### Excerpted passage

Sometimes, depending on how you organise your work, the file you want to open won't be in the same directory as your program file. In such a case, you'll need to provide a *file path*, which tells Python to look in a specific location on your system. One way is to use a *relative file path* which tells Python to look for a given location relative to the directory where the currently running program is stored. For example:

In [2]:
with open ('sample_files/pi_digits.txt') as file:
    contents = file.read()  # read in contents as one blob of string
print(contents)

3.1415926535
  8979323846
  2643383279
  



**Note**: *Windows systems use a backslash(\) instead of a forward(/) when displaying file paths, but you can still use forward slashes in your code.*

You can also tell Python exactly where the file is on your computer regardless of where the program that's being executed is stored. This is called an *absolute file path*. For instance:

In [3]:
with open ('/home/your_username/Documents/Git/python-basics/sample_files/pi_digits.txt') as file:
    contents = file.read()

### Supplied material
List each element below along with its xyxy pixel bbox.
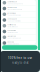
button[interactable]: Samantha Lee: [1, 0, 36, 6]
staticText: Let's catch up soon: [7, 37, 21, 39]
staticText: New pick this week: [7, 43, 19, 45]
button[interactable]: Book Club: [1, 40, 36, 46]
button[interactable]: [2, 45, 38, 50]
staticText: Can you review this?: [7, 20, 21, 22]
staticText: Design Team: [7, 7, 16, 8]
staticText: Mark: shipped update: [7, 9, 22, 10]
staticText: Chris Nguyen: [7, 18, 17, 20]
staticText: ready to chat: [12, 61, 28, 64]
staticText: On my way now: [7, 32, 17, 34]
staticText: Alex Morgan: [7, 35, 16, 37]
button[interactable]: Priya Raman: [1, 29, 36, 34]
staticText: Jordan Blake: [7, 12, 16, 14]
staticText: Mum: call me back: [7, 26, 18, 28]
button[interactable]: Alex Morgan: [1, 34, 36, 40]
staticText: Family Group: [7, 24, 16, 26]
staticText: Samantha Lee: [7, 1, 17, 3]
button[interactable]: Jordan Blake: [1, 12, 36, 17]
staticText: Book Club: [7, 41, 14, 43]
staticText: Sounds good, see you: [7, 3, 23, 5]
button[interactable]: Family Group: [1, 23, 36, 28]
staticText: 100% free to use: [8, 56, 32, 60]
staticText: Priya Raman: [7, 30, 16, 31]
staticText: Thanks for the help!: [7, 14, 20, 16]
button[interactable]: Design Team: [1, 6, 36, 11]
button[interactable]: Chris Nguyen: [1, 17, 36, 23]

### Required tasks
(a) The file paths passage prints the digits of pi as output. List each line of digits in that output.
(b) In the entries, repeat the lines from the one containing "button[interactable]: Samantha Lee: [1, 0, 36, 6]" up to and including the one containing "staticText: Mum: call".

### Written answers
(a)
3.1415926535
8979323846
2643383279

(b)
button[interactable]: Samantha Lee: [1, 0, 36, 6]
staticText: Let's catch up soon: [7, 37, 21, 39]
staticText: New pick this week: [7, 43, 19, 45]
button[interactable]: Book Club: [1, 40, 36, 46]
button[interactable]: [2, 45, 38, 50]
staticText: Can you review this?: [7, 20, 21, 22]
staticText: Design Team: [7, 7, 16, 8]
staticText: Mark: shipped update: [7, 9, 22, 10]
staticText: Chris Nguyen: [7, 18, 17, 20]
staticText: ready to chat: [12, 61, 28, 64]
staticText: On my way now: [7, 32, 17, 34]
staticText: Alex Morgan: [7, 35, 16, 37]
button[interactable]: Priya Raman: [1, 29, 36, 34]
staticText: Jordan Blake: [7, 12, 16, 14]
staticText: Mum: call me back: [7, 26, 18, 28]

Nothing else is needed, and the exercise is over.